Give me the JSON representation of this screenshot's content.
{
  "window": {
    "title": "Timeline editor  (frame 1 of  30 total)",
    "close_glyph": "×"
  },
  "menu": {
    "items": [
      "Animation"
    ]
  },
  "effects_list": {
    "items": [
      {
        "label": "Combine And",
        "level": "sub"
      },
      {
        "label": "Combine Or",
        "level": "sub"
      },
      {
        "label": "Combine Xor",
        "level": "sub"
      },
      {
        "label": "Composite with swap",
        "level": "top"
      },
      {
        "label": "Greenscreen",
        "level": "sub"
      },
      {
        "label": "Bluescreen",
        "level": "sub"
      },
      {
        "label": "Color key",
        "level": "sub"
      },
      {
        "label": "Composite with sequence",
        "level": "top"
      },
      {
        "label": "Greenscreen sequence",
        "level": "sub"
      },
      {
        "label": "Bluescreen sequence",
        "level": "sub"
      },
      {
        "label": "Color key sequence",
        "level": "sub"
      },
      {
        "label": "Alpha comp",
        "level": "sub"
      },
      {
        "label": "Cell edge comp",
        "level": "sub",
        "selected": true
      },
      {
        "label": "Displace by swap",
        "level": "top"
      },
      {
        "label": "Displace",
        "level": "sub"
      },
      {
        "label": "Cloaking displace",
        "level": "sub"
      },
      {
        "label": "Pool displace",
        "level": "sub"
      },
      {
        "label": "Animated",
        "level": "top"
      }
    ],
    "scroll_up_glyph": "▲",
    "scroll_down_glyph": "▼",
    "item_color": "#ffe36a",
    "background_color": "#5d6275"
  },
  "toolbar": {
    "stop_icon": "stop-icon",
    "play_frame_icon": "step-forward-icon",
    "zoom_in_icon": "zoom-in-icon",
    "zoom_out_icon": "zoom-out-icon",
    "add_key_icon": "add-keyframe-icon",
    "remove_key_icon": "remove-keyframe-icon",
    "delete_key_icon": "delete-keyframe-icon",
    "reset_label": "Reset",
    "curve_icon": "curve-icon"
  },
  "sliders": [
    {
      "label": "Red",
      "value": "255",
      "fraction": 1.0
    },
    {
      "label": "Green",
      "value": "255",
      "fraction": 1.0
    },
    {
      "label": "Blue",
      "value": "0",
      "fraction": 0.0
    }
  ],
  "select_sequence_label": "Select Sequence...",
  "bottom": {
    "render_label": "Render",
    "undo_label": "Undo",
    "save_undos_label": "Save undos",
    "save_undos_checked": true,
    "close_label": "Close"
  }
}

..........

Every line above needs to be retyped exactly.

Task solution>
Give me the JSON representation of this screenshot's content.
{
  "window": {
    "title": "Timeline editor  (frame 1 of  30 total)",
    "close_glyph": "×"
  },
  "menu": {
    "items": [
      "Animation"
    ]
  },
  "effects_list": {
    "items": [
      {
        "label": "Combine And",
        "level": "sub"
      },
      {
        "label": "Combine Or",
        "level": "sub"
      },
      {
        "label": "Combine Xor",
        "level": "sub"
      },
      {
        "label": "Composite with swap",
        "level": "top"
      },
      {
        "label": "Greenscreen",
        "level": "sub"
      },
      {
        "label": "Bluescreen",
        "level": "sub"
      },
      {
        "label": "Color key",
        "level": "sub"
      },
      {
        "label": "Composite with sequence",
        "level": "top"
      },
      {
        "label": "Greenscreen sequence",
        "level": "sub"
      },
      {
        "label": "Bluescreen sequence",
        "level": "sub"
      },
      {
        "label": "Color key sequence",
        "level": "sub"
      },
      {
        "label": "Alpha comp",
        "level": "sub"
      },
      {
        "label": "Cell edge comp",
        "level": "sub",
        "selected": true
      },
      {
        "label": "Displace by swap",
        "level": "top"
      },
      {
        "label": "Displace",
        "level": "sub"
      },
      {
        "label": "Cloaking displace",
        "level": "sub"
      },
      {
        "label": "Pool displace",
        "level": "sub"
      },
      {
        "label": "Animated",
        "level": "top"
      }
    ],
    "scroll_up_glyph": "▲",
    "scroll_down_glyph": "▼",
    "item_color": "#ffe36a",
    "background_color": "#5d6275"
  },
  "toolbar": {
    "stop_icon": "stop-icon",
    "play_frame_icon": "step-forward-icon",
    "zoom_in_icon": "zoom-in-icon",
    "zoom_out_icon": "zoom-out-icon",
    "add_key_icon": "add-keyframe-icon",
    "remove_key_icon": "remove-keyframe-icon",
    "delete_key_icon": "delete-keyframe-icon",
    "reset_label": "Reset",
    "curve_icon": "curve-icon"
  },
  "sliders": [
    {
      "label": "Red",
      "value": "255",
      "fraction": 1.0
    },
    {
      "label": "Green",
      "value": "255",
      "fraction": 1.0
    },
    {
      "label": "Blue",
      "value": "0",
      "fraction": 0.0
    }
  ],
  "select_sequence_label": "Select Sequence...",
  "bottom": {
    "render_label": "Render",
    "undo_label": "Undo",
    "save_undos_label": "Save undos",
    "save_undos_checked": true,
    "close_label": "Close"
  }
}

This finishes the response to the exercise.